>> START Records for this exercise

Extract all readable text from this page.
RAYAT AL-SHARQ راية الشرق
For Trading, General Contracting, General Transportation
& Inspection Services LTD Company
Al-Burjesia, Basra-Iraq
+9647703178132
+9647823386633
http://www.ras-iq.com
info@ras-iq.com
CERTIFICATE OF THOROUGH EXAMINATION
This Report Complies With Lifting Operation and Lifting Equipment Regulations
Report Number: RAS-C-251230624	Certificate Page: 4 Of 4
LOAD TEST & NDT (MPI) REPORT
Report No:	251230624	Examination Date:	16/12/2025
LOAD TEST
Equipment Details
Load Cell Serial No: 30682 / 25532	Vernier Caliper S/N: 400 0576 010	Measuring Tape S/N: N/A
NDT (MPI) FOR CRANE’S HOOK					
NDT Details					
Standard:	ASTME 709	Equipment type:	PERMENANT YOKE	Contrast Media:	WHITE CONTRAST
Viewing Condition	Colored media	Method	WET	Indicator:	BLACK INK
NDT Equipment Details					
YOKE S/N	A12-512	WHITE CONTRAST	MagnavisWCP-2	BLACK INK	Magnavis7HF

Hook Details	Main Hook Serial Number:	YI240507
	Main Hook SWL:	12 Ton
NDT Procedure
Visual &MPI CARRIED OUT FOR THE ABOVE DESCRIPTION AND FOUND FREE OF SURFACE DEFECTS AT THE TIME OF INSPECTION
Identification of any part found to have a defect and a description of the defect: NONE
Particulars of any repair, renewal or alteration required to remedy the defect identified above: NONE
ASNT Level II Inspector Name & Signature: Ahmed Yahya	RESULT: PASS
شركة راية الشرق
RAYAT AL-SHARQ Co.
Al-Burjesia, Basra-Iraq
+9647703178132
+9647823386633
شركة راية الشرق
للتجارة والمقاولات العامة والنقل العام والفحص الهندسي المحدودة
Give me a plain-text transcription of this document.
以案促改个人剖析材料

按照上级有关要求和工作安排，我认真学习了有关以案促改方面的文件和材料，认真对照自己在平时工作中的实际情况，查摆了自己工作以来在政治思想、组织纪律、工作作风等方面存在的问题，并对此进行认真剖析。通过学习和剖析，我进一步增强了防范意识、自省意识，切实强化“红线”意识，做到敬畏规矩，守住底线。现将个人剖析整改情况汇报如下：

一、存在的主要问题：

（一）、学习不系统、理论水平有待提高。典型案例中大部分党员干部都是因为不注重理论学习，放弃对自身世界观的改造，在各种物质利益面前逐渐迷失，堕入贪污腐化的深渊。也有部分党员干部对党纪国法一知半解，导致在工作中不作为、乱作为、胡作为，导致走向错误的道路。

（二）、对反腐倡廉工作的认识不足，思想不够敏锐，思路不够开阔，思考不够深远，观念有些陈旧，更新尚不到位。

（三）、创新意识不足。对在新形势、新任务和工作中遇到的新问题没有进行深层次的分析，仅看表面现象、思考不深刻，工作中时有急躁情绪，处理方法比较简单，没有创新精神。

>> END Records for this exercise

## [Task prompt]
Extract the full listing above without alteration.

## [Output for this task]
Extract all readable text from this page.
RAYAT AL-SHARQ راية الشرق
For Trading, General Contracting, General Transportation
& Inspection Services LTD Company
Al-Burjesia, Basra-Iraq
+9647703178132
+9647823386633
http://www.ras-iq.com
info@ras-iq.com
CERTIFICATE OF THOROUGH EXAMINATION
This Report Complies With Lifting Operation and Lifting Equipment Regulations
Report Number: RAS-C-251230624	Certificate Page: 4 Of 4
LOAD TEST & NDT (MPI) REPORT
Report No:	251230624	Examination Date:	16/12/2025
LOAD TEST
Equipment Details
Load Cell Serial No: 30682 / 25532	Vernier Caliper S/N: 400 0576 010	Measuring Tape S/N: N/A
NDT (MPI) FOR CRANE’S HOOK					
NDT Details					
Standard:	ASTME 709	Equipment type:	PERMENANT YOKE	Contrast Media:	WHITE CONTRAST
Viewing Condition	Colored media	Method	WET	Indicator:	BLACK INK
NDT Equipment Details					
YOKE S/N	A12-512	WHITE CONTRAST	MagnavisWCP-2	BLACK INK	Magnavis7HF

Hook Details	Main Hook Serial Number:	YI240507
	Main Hook SWL:	12 Ton
NDT Procedure
Visual &MPI CARRIED OUT FOR THE ABOVE DESCRIPTION AND FOUND FREE OF SURFACE DEFECTS AT THE TIME OF INSPECTION
Identification of any part found to have a defect and a description of the defect: NONE
Particulars of any repair, renewal or alteration required to remedy the defect identified above: NONE
ASNT Level II Inspector Name & Signature: Ahmed Yahya	RESULT: PASS
شركة راية الشرق
RAYAT AL-SHARQ Co.
Al-Burjesia, Basra-Iraq
+9647703178132
+9647823386633
شركة راية الشرق
للتجارة والمقاولات العامة والنقل العام والفحص الهندسي المحدودة
Give me a plain-text transcription of this document.
以案促改个人剖析材料

按照上级有关要求和工作安排，我认真学习了有关以案促改方面的文件和材料，认真对照自己在平时工作中的实际情况，查摆了自己工作以来在政治思想、组织纪律、工作作风等方面存在的问题，并对此进行认真剖析。通过学习和剖析，我进一步增强了防范意识、自省意识，切实强化“红线”意识，做到敬畏规矩，守住底线。现将个人剖析整改情况汇报如下：

一、存在的主要问题：

（一）、学习不系统、理论水平有待提高。典型案例中大部分党员干部都是因为不注重理论学习，放弃对自身世界观的改造，在各种物质利益面前逐渐迷失，堕入贪污腐化的深渊。也有部分党员干部对党纪国法一知半解，导致在工作中不作为、乱作为、胡作为，导致走向错误的道路。

（二）、对反腐倡廉工作的认识不足，思想不够敏锐，思路不够开阔，思考不够深远，观念有些陈旧，更新尚不到位。

（三）、创新意识不足。对在新形势、新任务和工作中遇到的新问题没有进行深层次的分析，仅看表面现象、思考不深刻，工作中时有急躁情绪，处理方法比较简单，没有创新精神。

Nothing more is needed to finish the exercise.